SHORT EXERCISE: Give the number of lines that contain the string "penalty", and nothing else.
-.-.-
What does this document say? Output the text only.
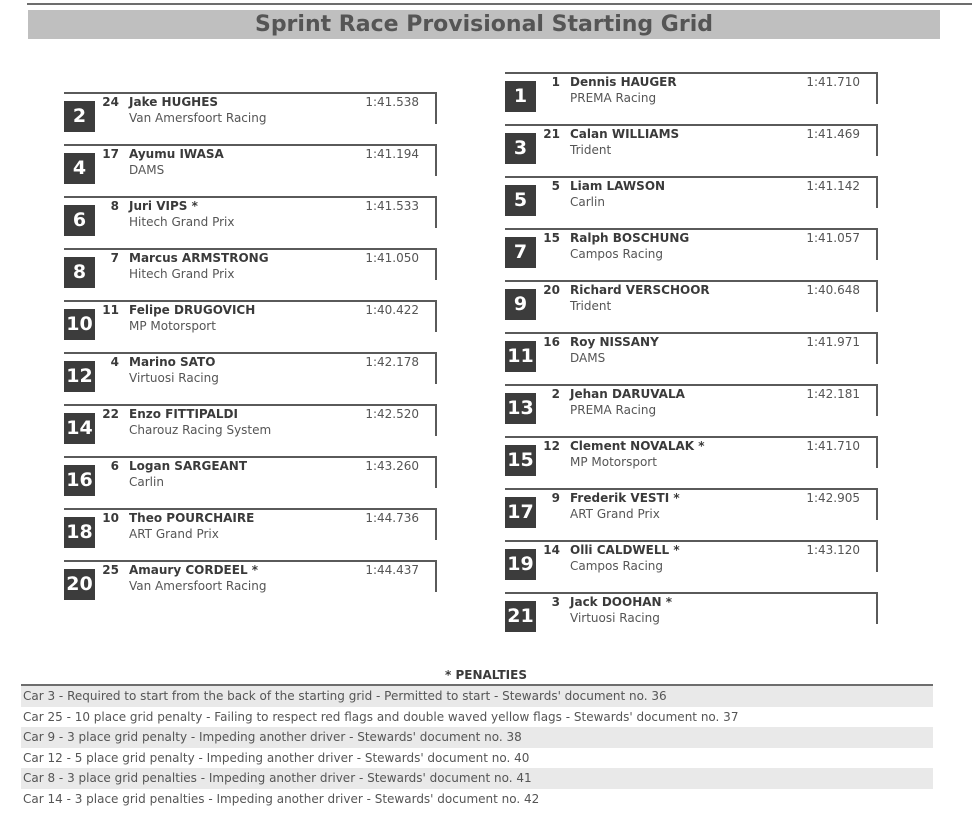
Sprint Race Provisional Starting Grid
2
24 Jake HUGHES
Van Amersfoort Racing
1:41.538
4
17 Ayumu IWASA
DAMS
1:41.194
6
8 Juri VIPS *
Hitech Grand Prix
1:41.533
8
7 Marcus ARMSTRONG
Hitech Grand Prix
1:41.050
10
11 Felipe DRUGOVICH
MP Motorsport
1:40.422
12
4 Marino SATO
Virtuosi Racing
1:42.178
14
22 Enzo FITTIPALDI
Charouz Racing System
1:42.520
16
6 Logan SARGEANT
Carlin
1:43.260
18
10 Theo POURCHAIRE
ART Grand Prix
1:44.736
20
25 Amaury CORDEEL *
Van Amersfoort Racing
1:44.437
1
1 Dennis HAUGER
PREMA Racing
1:41.710
3
21 Calan WILLIAMS
Trident
1:41.469
5
5 Liam LAWSON
Carlin
1:41.142
7
15 Ralph BOSCHUNG
Campos Racing
1:41.057
9
20 Richard VERSCHOOR
Trident
1:40.648
11
16 Roy NISSANY
DAMS
1:41.971
13
2 Jehan DARUVALA
PREMA Racing
1:42.181
15
12 Clement NOVALAK *
MP Motorsport
1:41.710
17
9 Frederik VESTI *
ART Grand Prix
1:42.905
19
14 Olli CALDWELL *
Campos Racing
1:43.120
21
3 Jack DOOHAN *
Virtuosi Racing
* PENALTIES
Car 3 - Required to start from the back of the starting grid - Permitted to start - Stewards' document no. 36
Car 25 - 10 place grid penalty - Failing to respect red flags and double waved yellow flags - Stewards' document no. 37
Car 9 - 3 place grid penalty - Impeding another driver - Stewards' document no. 38
Car 12 - 5 place grid penalty - Impeding another driver - Stewards' document no. 40
Car 8 - 3 place grid penalties - Impeding another driver - Stewards' document no. 41
Car 14 - 3 place grid penalties - Impeding another driver - Stewards' document no. 42
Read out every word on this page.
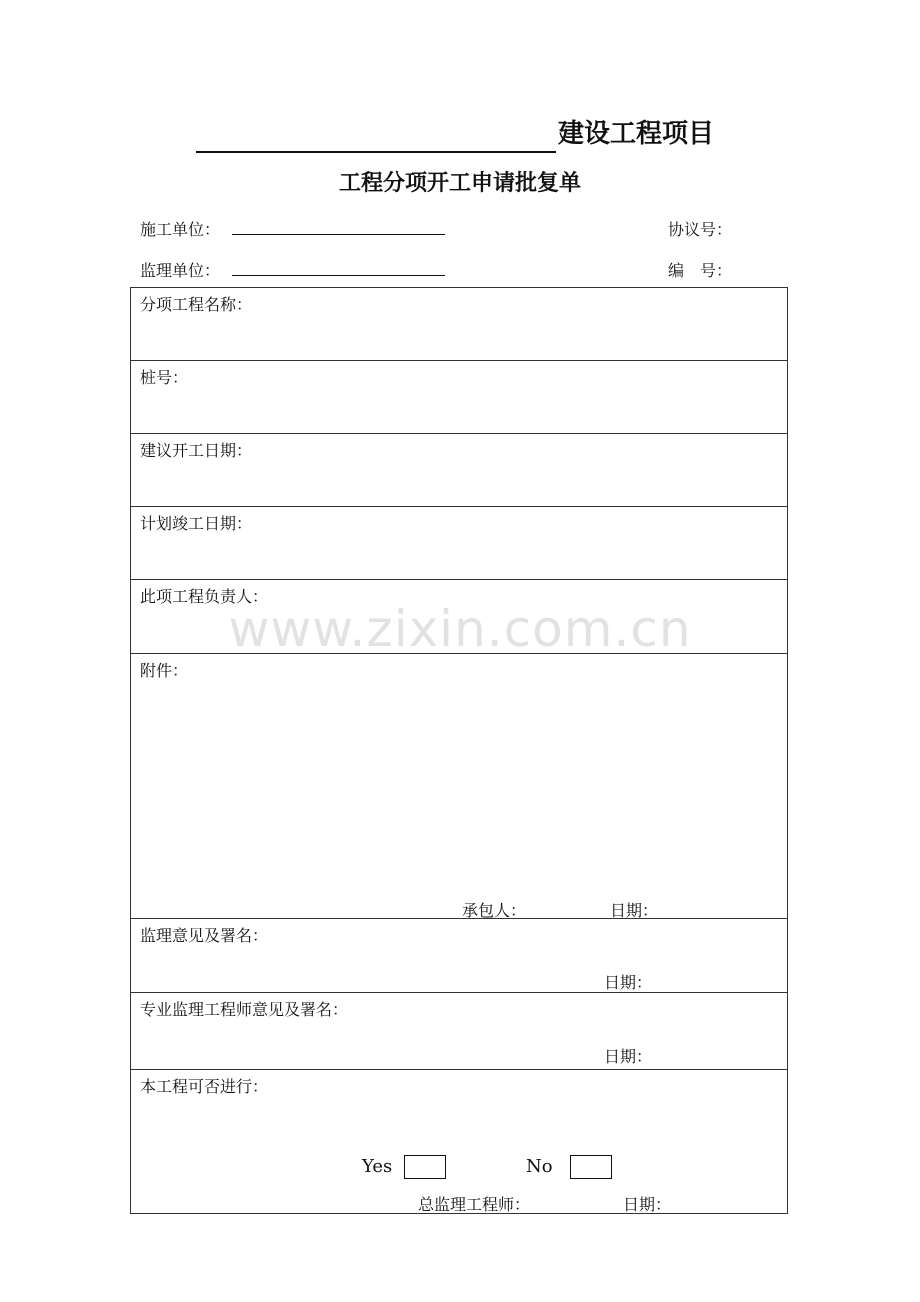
建设工程项目
工程分项开工申请批复单
施工单位：	协议号：
监理单位：	编　号：
分项工程名称：
桩号：
建议开工日期：
计划竣工日期：
此项工程负责人：
附件：
承包人：	日期：
监理意见及署名：
日期：
专业监理工程师意见及署名：
日期：
本工程可否进行：
Yes	No
总监理工程师：	日期：
www.zixin.com.cn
-.-.-
TASK RESPONSE: 3